WHAT IS EXPECTED:
Show each line from the listing that includes the word "ассигнований".

Data records
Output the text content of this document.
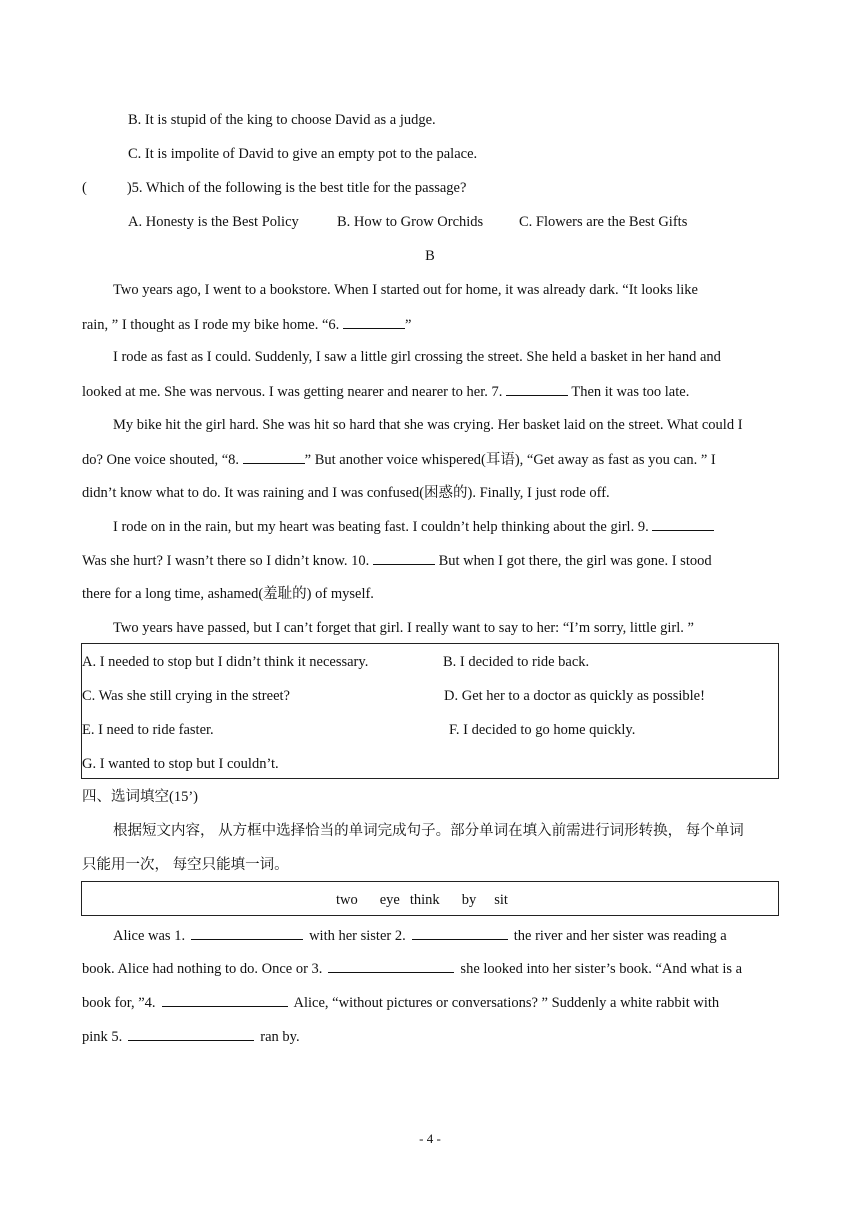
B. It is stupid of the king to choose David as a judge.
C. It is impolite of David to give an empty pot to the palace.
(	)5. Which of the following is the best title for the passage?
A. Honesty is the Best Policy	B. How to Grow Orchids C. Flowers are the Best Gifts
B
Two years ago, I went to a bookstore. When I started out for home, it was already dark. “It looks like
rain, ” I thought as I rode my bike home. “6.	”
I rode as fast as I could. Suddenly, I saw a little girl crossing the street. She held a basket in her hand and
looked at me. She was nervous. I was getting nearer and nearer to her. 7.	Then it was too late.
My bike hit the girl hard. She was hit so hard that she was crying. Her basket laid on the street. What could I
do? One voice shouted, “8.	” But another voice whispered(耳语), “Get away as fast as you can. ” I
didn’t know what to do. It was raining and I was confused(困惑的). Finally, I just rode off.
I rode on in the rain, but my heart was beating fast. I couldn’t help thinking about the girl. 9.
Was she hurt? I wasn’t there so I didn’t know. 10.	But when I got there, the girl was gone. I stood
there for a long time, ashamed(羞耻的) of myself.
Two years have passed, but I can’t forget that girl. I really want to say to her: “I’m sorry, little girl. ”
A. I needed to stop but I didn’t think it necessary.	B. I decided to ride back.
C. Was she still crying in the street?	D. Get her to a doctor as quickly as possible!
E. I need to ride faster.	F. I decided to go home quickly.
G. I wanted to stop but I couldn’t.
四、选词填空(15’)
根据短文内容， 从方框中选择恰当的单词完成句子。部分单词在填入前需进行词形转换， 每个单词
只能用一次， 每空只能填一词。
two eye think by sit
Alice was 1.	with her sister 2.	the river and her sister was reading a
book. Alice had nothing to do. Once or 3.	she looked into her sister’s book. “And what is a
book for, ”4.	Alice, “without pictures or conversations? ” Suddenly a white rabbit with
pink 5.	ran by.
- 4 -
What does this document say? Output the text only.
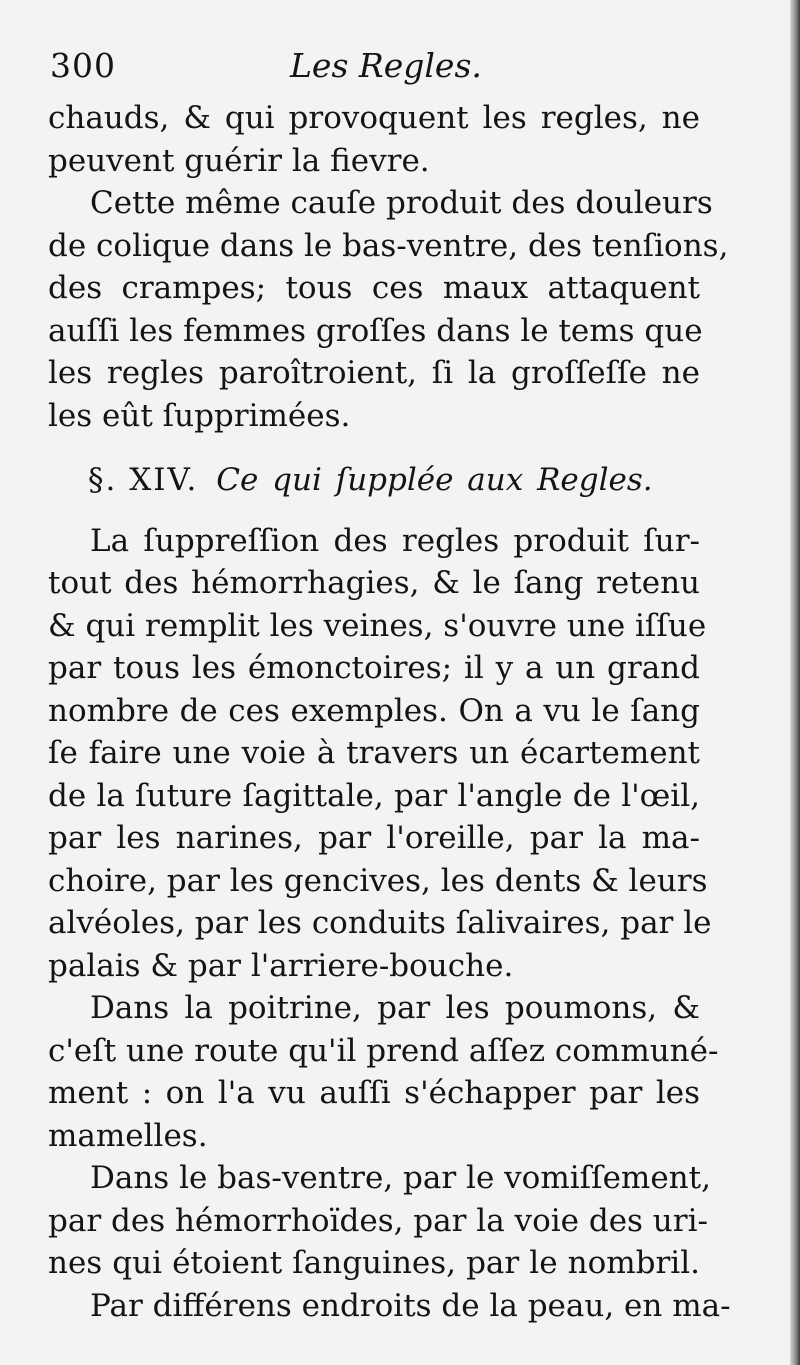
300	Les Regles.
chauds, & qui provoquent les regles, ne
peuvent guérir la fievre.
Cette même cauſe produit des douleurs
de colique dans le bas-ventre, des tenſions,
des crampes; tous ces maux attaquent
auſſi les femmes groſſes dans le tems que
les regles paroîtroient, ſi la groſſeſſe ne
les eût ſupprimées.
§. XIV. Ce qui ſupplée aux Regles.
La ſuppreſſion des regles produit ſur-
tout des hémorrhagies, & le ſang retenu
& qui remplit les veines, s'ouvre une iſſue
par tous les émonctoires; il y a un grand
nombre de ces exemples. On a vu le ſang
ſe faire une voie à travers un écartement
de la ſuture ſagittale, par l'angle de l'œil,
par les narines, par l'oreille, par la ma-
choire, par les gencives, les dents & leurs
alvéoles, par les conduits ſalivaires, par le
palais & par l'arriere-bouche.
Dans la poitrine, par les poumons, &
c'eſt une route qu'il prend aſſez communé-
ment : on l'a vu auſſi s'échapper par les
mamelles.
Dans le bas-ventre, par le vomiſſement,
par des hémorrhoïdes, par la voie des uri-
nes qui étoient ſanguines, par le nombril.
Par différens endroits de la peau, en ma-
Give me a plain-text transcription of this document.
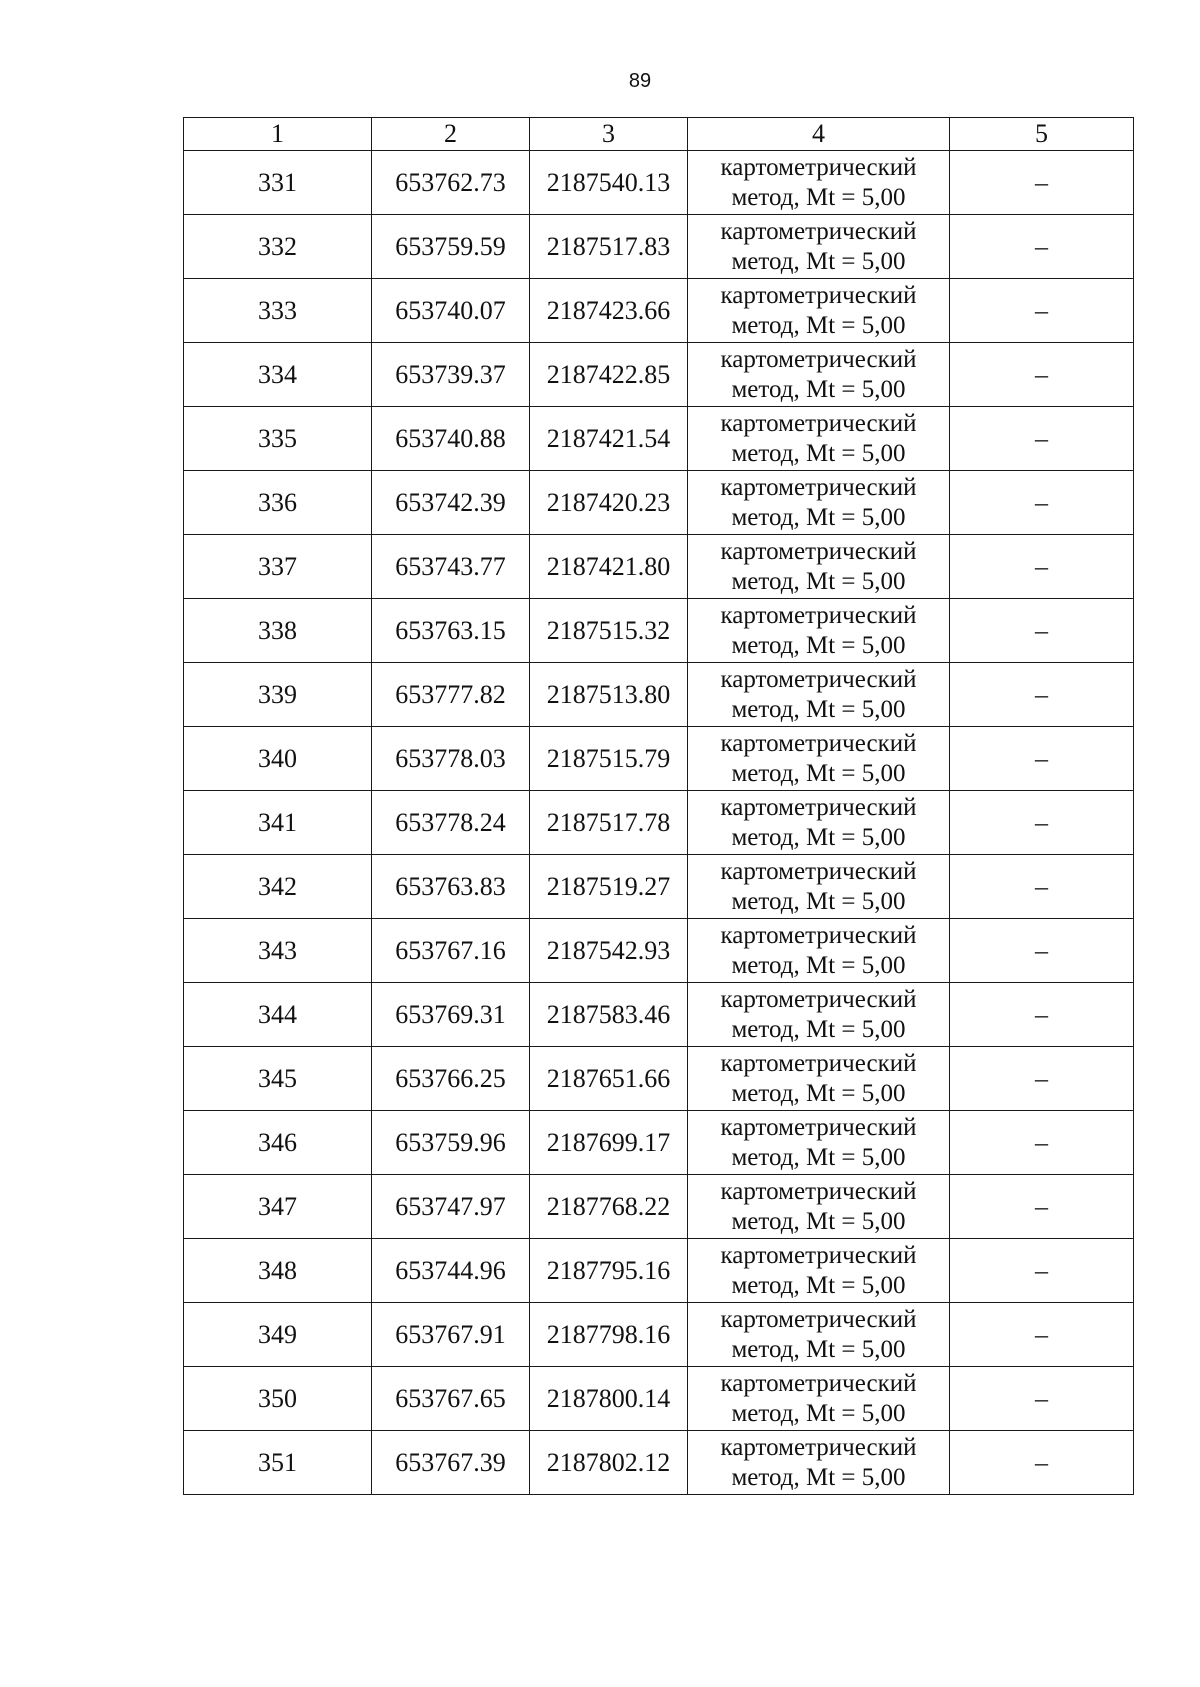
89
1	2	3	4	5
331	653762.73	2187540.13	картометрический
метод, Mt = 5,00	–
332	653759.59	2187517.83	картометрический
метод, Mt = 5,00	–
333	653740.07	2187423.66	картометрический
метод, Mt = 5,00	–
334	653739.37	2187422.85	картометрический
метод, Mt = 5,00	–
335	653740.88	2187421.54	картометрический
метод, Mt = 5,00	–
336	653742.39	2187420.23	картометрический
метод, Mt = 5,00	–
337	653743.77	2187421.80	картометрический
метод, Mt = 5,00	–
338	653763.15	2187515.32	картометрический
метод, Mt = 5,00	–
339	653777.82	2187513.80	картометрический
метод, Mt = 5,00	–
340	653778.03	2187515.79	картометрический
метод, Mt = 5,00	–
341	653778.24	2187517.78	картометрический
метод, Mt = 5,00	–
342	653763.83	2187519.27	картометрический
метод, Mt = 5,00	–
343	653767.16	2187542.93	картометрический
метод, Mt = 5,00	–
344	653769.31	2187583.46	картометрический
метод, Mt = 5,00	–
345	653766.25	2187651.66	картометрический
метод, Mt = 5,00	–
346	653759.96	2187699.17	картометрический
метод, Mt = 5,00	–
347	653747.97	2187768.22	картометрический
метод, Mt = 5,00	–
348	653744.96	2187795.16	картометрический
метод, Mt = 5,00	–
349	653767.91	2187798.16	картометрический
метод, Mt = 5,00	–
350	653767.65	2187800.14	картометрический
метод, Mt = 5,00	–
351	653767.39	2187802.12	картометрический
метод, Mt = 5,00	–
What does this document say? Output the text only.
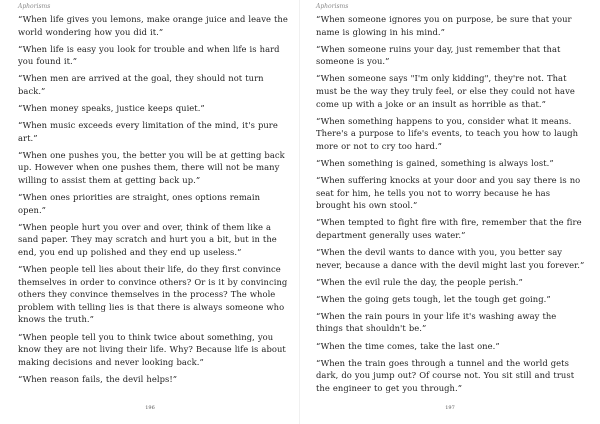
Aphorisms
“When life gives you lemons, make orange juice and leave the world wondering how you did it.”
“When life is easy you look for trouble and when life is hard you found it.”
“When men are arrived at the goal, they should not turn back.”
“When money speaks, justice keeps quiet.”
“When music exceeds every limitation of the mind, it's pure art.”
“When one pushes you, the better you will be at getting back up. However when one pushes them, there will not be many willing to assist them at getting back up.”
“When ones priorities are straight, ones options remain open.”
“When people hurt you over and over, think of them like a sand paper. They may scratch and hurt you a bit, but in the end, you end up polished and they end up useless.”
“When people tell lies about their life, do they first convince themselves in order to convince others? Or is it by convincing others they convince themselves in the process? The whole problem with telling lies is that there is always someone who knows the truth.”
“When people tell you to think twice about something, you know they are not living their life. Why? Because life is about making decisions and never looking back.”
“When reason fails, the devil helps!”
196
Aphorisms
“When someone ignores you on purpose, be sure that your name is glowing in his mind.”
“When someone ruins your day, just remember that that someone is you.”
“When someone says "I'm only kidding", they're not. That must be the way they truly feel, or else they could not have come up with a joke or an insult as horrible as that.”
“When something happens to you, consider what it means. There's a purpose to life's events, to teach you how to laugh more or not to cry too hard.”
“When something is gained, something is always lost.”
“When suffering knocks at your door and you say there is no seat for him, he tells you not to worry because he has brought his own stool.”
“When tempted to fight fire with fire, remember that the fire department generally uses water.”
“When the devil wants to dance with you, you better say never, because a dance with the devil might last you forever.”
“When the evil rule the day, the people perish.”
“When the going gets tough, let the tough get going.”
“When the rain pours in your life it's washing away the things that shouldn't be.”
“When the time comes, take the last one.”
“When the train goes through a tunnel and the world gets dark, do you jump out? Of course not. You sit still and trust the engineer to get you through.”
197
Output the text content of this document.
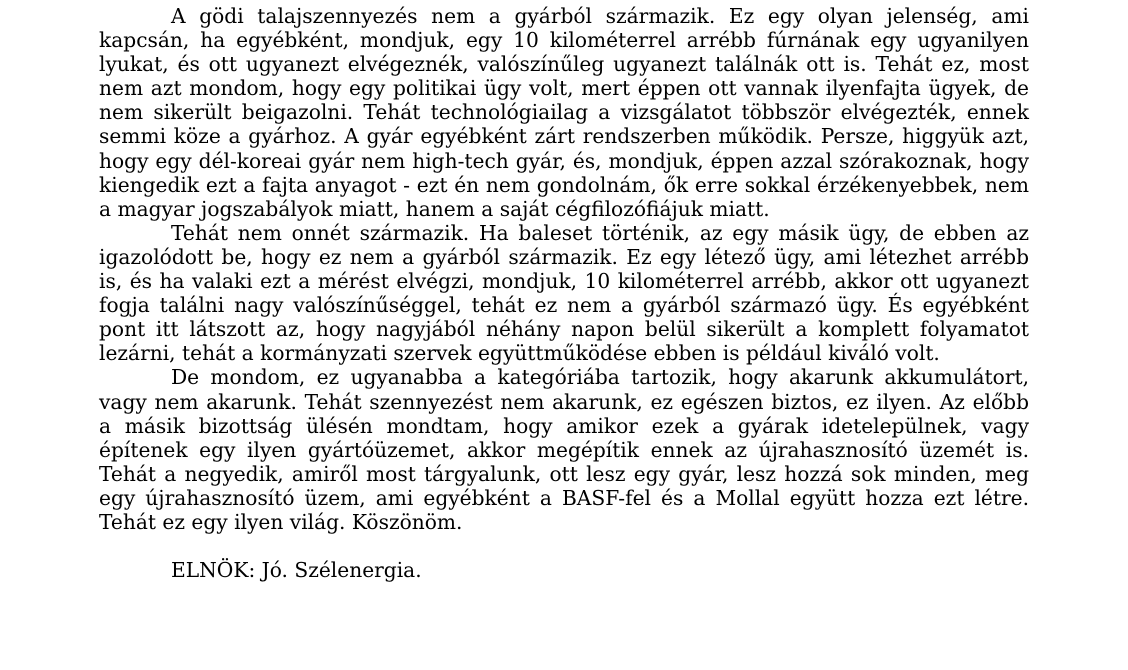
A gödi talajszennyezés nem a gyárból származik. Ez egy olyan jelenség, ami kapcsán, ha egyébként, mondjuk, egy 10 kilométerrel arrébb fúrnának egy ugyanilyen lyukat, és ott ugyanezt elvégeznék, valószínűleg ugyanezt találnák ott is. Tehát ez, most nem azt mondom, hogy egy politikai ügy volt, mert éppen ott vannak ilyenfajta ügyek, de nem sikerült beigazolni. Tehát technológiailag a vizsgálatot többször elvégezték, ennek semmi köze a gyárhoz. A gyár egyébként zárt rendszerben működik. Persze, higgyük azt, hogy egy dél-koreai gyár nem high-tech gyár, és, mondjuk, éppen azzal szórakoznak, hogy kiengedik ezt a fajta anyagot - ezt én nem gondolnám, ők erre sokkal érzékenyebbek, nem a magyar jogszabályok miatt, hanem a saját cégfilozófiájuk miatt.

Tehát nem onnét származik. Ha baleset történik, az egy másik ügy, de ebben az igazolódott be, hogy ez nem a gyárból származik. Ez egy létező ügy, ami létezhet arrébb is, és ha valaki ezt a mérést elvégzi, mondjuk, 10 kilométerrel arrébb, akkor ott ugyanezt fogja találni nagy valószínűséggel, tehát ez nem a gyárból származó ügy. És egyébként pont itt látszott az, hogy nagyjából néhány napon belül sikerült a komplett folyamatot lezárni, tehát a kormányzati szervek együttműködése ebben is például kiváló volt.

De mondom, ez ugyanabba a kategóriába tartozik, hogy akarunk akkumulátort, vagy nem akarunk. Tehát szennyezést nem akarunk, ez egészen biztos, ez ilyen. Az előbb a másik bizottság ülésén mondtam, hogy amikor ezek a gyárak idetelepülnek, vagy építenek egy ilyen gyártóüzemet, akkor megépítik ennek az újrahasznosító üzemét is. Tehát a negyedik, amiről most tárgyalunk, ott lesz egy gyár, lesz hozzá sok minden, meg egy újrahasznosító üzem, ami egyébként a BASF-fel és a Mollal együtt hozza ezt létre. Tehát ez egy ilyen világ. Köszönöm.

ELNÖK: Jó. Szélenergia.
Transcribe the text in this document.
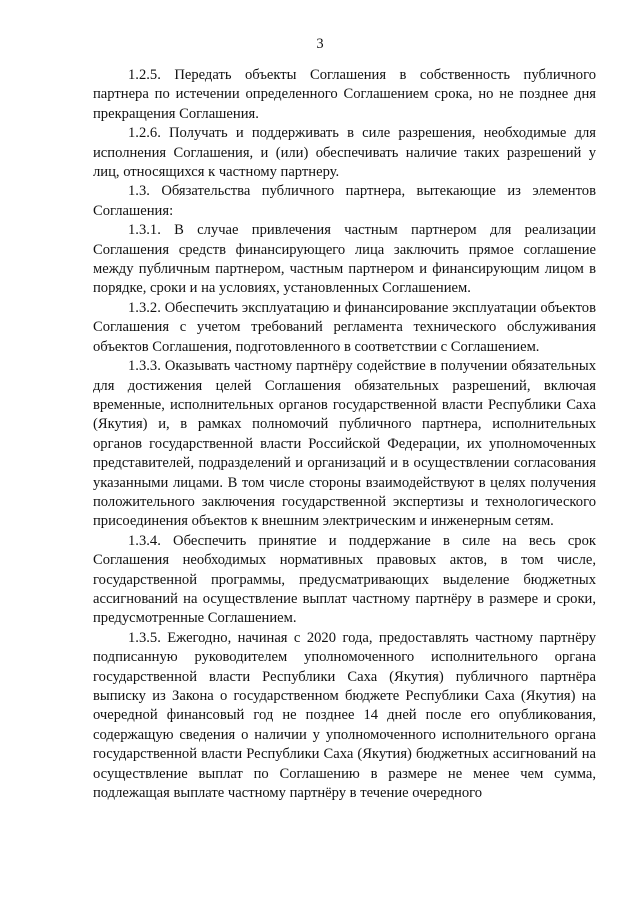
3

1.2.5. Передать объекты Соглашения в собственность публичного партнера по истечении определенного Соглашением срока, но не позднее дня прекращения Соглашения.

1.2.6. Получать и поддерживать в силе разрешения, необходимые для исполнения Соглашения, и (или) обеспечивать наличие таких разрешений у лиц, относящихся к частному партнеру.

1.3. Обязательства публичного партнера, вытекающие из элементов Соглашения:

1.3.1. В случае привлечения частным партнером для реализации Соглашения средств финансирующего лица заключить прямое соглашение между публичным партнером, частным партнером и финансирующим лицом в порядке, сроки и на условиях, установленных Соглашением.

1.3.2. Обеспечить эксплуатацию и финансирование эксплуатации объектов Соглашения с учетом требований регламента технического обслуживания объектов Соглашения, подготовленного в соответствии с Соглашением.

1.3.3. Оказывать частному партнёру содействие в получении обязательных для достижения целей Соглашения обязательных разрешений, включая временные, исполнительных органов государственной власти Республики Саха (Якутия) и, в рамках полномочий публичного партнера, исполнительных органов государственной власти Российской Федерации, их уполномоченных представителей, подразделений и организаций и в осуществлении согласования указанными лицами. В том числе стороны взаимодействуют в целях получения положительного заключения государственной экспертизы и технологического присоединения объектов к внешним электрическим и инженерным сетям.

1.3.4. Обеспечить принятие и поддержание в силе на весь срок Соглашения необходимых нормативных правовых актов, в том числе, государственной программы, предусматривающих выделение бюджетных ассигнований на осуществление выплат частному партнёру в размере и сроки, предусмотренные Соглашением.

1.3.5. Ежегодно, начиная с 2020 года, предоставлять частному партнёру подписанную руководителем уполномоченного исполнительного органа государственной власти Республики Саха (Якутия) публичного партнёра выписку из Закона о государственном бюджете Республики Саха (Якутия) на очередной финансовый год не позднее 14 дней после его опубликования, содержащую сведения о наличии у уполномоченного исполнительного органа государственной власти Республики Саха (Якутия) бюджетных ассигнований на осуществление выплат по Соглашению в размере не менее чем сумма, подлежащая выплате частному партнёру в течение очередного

FULL ANSWER:
1.3.4. Обеспечить принятие и поддержание в силе на весь срок Соглашения необходимых нормативных правовых актов, в том числе, государственной программы, предусматривающих выделение бюджетных ассигнований на осуществление выплат частному партнёру в размере и сроки, предусмотренные Соглашением.
1.3.5. Ежегодно, начиная с 2020 года, предоставлять частному партнёру подписанную руководителем уполномоченного исполнительного органа государственной власти Республики Саха (Якутия) публичного партнёра выписку из Закона о государственном бюджете Республики Саха (Якутия) на очередной финансовый год не позднее 14 дней после его опубликования, содержащую сведения о наличии у уполномоченного исполнительного органа государственной власти Республики Саха (Якутия) бюджетных ассигнований на осуществление выплат по Соглашению в размере не менее чем сумма, подлежащая выплате частному партнёру в течение очередного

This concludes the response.